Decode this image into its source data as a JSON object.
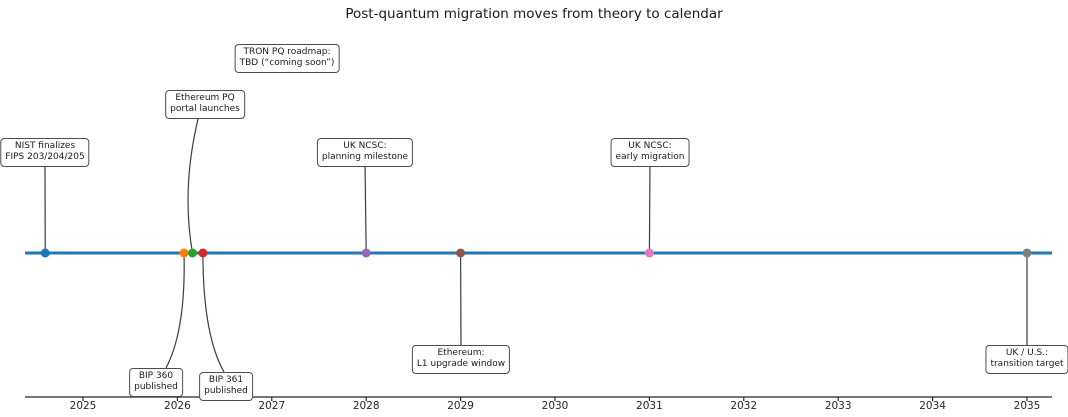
{
  "title": "Post-quantum migration moves from theory to calendar",
  "colors": {
    "timeline": "#1f77b4",
    "connector": "#3c3c3c",
    "axis": "#262626",
    "box_border": "#4d4d4d",
    "box_bg": "#ffffff",
    "text": "#1a1a1a"
  },
  "chart_data": {
    "type": "scatter",
    "subtype": "timeline",
    "title": "Post-quantum migration moves from theory to calendar",
    "xlabel": "",
    "ylabel": "",
    "legend": "none",
    "grid": false,
    "x_axis": {
      "tick_labels": [
        "2025",
        "2026",
        "2027",
        "2028",
        "2029",
        "2030",
        "2031",
        "2032",
        "2033",
        "2034",
        "2035"
      ],
      "tick_years": [
        2025,
        2026,
        2027,
        2028,
        2029,
        2030,
        2031,
        2032,
        2033,
        2034,
        2035
      ],
      "range": [
        2024.39,
        2035.27
      ]
    },
    "events": [
      {
        "id": "nist-fips",
        "label_lines": [
          "NIST finalizes",
          "FIPS 203/204/205"
        ],
        "year": 2024.6,
        "marker_color": "#1f77b4",
        "label_position": "above"
      },
      {
        "id": "bip-360",
        "label_lines": [
          "BIP 360",
          "published"
        ],
        "year": 2026.07,
        "marker_color": "#ff7f0e",
        "label_position": "below"
      },
      {
        "id": "ethereum-portal",
        "label_lines": [
          "Ethereum PQ",
          "portal launches"
        ],
        "year": 2026.16,
        "marker_color": "#2ca02c",
        "label_position": "above"
      },
      {
        "id": "bip-361",
        "label_lines": [
          "BIP 361",
          "published"
        ],
        "year": 2026.27,
        "marker_color": "#d62728",
        "label_position": "below"
      },
      {
        "id": "tron-roadmap",
        "label_lines": [
          "TRON PQ roadmap:",
          "TBD (“coming soon”)"
        ],
        "year": null,
        "marker_color": null,
        "label_position": "floating"
      },
      {
        "id": "uk-ncsc-planning",
        "label_lines": [
          "UK NCSC:",
          "planning milestone"
        ],
        "year": 2028,
        "marker_color": "#9467bd",
        "label_position": "above"
      },
      {
        "id": "ethereum-l1",
        "label_lines": [
          "Ethereum:",
          "L1 upgrade window"
        ],
        "year": 2029,
        "marker_color": "#8c564b",
        "label_position": "below"
      },
      {
        "id": "uk-ncsc-early",
        "label_lines": [
          "UK NCSC:",
          "early migration"
        ],
        "year": 2031,
        "marker_color": "#e377c2",
        "label_position": "above"
      },
      {
        "id": "uk-us-target",
        "label_lines": [
          "UK / U.S.:",
          "transition target"
        ],
        "year": 2035,
        "marker_color": "#7f7f7f",
        "label_position": "below"
      }
    ]
  }
}
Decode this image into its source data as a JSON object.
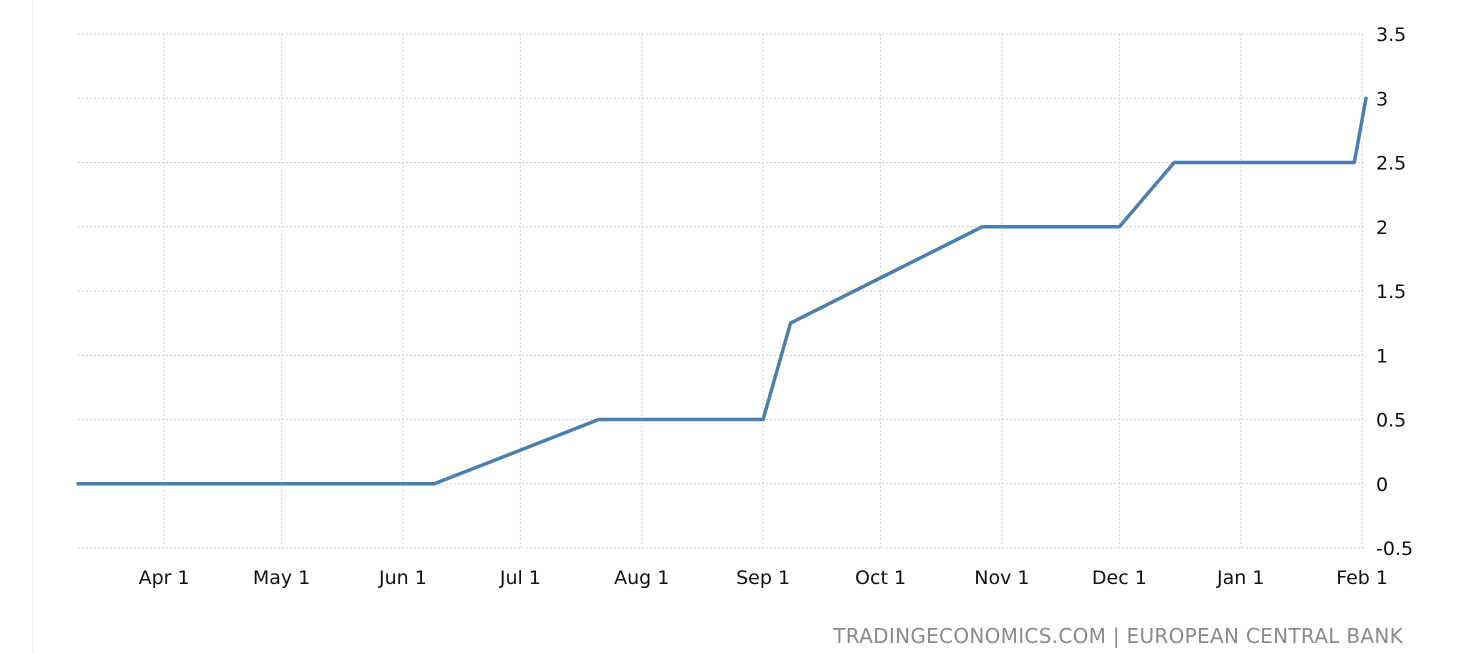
{
  "chart_data": {
    "type": "line",
    "title": "",
    "xlabel": "",
    "ylabel": "",
    "ylim": [
      -0.5,
      3.5
    ],
    "y_ticks": [
      3.5,
      3,
      2.5,
      2,
      1.5,
      1,
      0.5,
      0,
      -0.5
    ],
    "y_tick_labels": [
      "3.5",
      "3",
      "2.5",
      "2",
      "1.5",
      "1",
      "0.5",
      "0",
      "-0.5"
    ],
    "x_range": [
      "2022-03-10",
      "2023-02-02"
    ],
    "x_ticks": [
      "2022-04-01",
      "2022-05-01",
      "2022-06-01",
      "2022-07-01",
      "2022-08-01",
      "2022-09-01",
      "2022-10-01",
      "2022-11-01",
      "2022-12-01",
      "2023-01-01",
      "2023-02-01"
    ],
    "x_tick_labels": [
      "Apr 1",
      "May 1",
      "Jun 1",
      "Jul 1",
      "Aug 1",
      "Sep 1",
      "Oct 1",
      "Nov 1",
      "Dec 1",
      "Jan 1",
      "Feb 1"
    ],
    "grid": true,
    "axis_position": "right",
    "line_color": "#4a7fab",
    "series": [
      {
        "x": [
          "2022-03-10",
          "2022-06-09",
          "2022-07-21",
          "2022-09-01",
          "2022-09-08",
          "2022-10-27",
          "2022-12-01",
          "2022-12-15",
          "2023-01-30",
          "2023-02-02"
        ],
        "y": [
          0,
          0,
          0.5,
          0.5,
          1.25,
          2.0,
          2.0,
          2.5,
          2.5,
          3.0
        ]
      }
    ]
  },
  "footer": {
    "source": "TRADINGECONOMICS.COM | EUROPEAN CENTRAL BANK"
  }
}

****

### Exercise
Write out the records above once more, word for word, with no pictures.

### Answer
Decode this image into its source data as a JSON object.
{
  "title": "Post-quantum migration moves from theory to calendar",
  "colors": {
    "timeline": "#1f77b4",
    "connector": "#3c3c3c",
    "axis": "#262626",
    "box_border": "#4d4d4d",
    "box_bg": "#ffffff",
    "text": "#1a1a1a"
  },
  "chart_data": {
    "type": "scatter",
    "subtype": "timeline",
    "title": "Post-quantum migration moves from theory to calendar",
    "xlabel": "",
    "ylabel": "",
    "legend": "none",
    "grid": false,
    "x_axis": {
      "tick_labels": [
        "2025",
        "2026",
        "2027",
        "2028",
        "2029",
        "2030",
        "2031",
        "2032",
        "2033",
        "2034",
        "2035"
      ],
      "tick_years": [
        2025,
        2026,
        2027,
        2028,
        2029,
        2030,
        2031,
        2032,
        2033,
        2034,
        2035
      ],
      "range": [
        2024.39,
        2035.27
      ]
    },
    "events": [
      {
        "id": "nist-fips",
        "label_lines": [
          "NIST finalizes",
          "FIPS 203/204/205"
        ],
        "year": 2024.6,
        "marker_color": "#1f77b4",
        "label_position": "above"
      },
      {
        "id": "bip-360",
        "label_lines": [
          "BIP 360",
          "published"
        ],
        "year": 2026.07,
        "marker_color": "#ff7f0e",
        "label_position": "below"
      },
      {
        "id": "ethereum-portal",
        "label_lines": [
          "Ethereum PQ",
          "portal launches"
        ],
        "year": 2026.16,
        "marker_color": "#2ca02c",
        "label_position": "above"
      },
      {
        "id": "bip-361",
        "label_lines": [
          "BIP 361",
          "published"
        ],
        "year": 2026.27,
        "marker_color": "#d62728",
        "label_position": "below"
      },
      {
        "id": "tron-roadmap",
        "label_lines": [
          "TRON PQ roadmap:",
          "TBD (“coming soon”)"
        ],
        "year": null,
        "marker_color": null,
        "label_position": "floating"
      },
      {
        "id": "uk-ncsc-planning",
        "label_lines": [
          "UK NCSC:",
          "planning milestone"
        ],
        "year": 2028,
        "marker_color": "#9467bd",
        "label_position": "above"
      },
      {
        "id": "ethereum-l1",
        "label_lines": [
          "Ethereum:",
          "L1 upgrade window"
        ],
        "year": 2029,
        "marker_color": "#8c564b",
        "label_position": "below"
      },
      {
        "id": "uk-ncsc-early",
        "label_lines": [
          "UK NCSC:",
          "early migration"
        ],
        "year": 2031,
        "marker_color": "#e377c2",
        "label_position": "above"
      },
      {
        "id": "uk-us-target",
        "label_lines": [
          "UK / U.S.:",
          "transition target"
        ],
        "year": 2035,
        "marker_color": "#7f7f7f",
        "label_position": "below"
      }
    ]
  }
}
Decode this image into its source data as a JSON object.
{
  "chart_data": {
    "type": "line",
    "title": "",
    "xlabel": "",
    "ylabel": "",
    "ylim": [
      -0.5,
      3.5
    ],
    "y_ticks": [
      3.5,
      3,
      2.5,
      2,
      1.5,
      1,
      0.5,
      0,
      -0.5
    ],
    "y_tick_labels": [
      "3.5",
      "3",
      "2.5",
      "2",
      "1.5",
      "1",
      "0.5",
      "0",
      "-0.5"
    ],
    "x_range": [
      "2022-03-10",
      "2023-02-02"
    ],
    "x_ticks": [
      "2022-04-01",
      "2022-05-01",
      "2022-06-01",
      "2022-07-01",
      "2022-08-01",
      "2022-09-01",
      "2022-10-01",
      "2022-11-01",
      "2022-12-01",
      "2023-01-01",
      "2023-02-01"
    ],
    "x_tick_labels": [
      "Apr 1",
      "May 1",
      "Jun 1",
      "Jul 1",
      "Aug 1",
      "Sep 1",
      "Oct 1",
      "Nov 1",
      "Dec 1",
      "Jan 1",
      "Feb 1"
    ],
    "grid": true,
    "axis_position": "right",
    "line_color": "#4a7fab",
    "series": [
      {
        "x": [
          "2022-03-10",
          "2022-06-09",
          "2022-07-21",
          "2022-09-01",
          "2022-09-08",
          "2022-10-27",
          "2022-12-01",
          "2022-12-15",
          "2023-01-30",
          "2023-02-02"
        ],
        "y": [
          0,
          0,
          0.5,
          0.5,
          1.25,
          2.0,
          2.0,
          2.5,
          2.5,
          3.0
        ]
      }
    ]
  },
  "footer": {
    "source": "TRADINGECONOMICS.COM | EUROPEAN CENTRAL BANK"
  }
}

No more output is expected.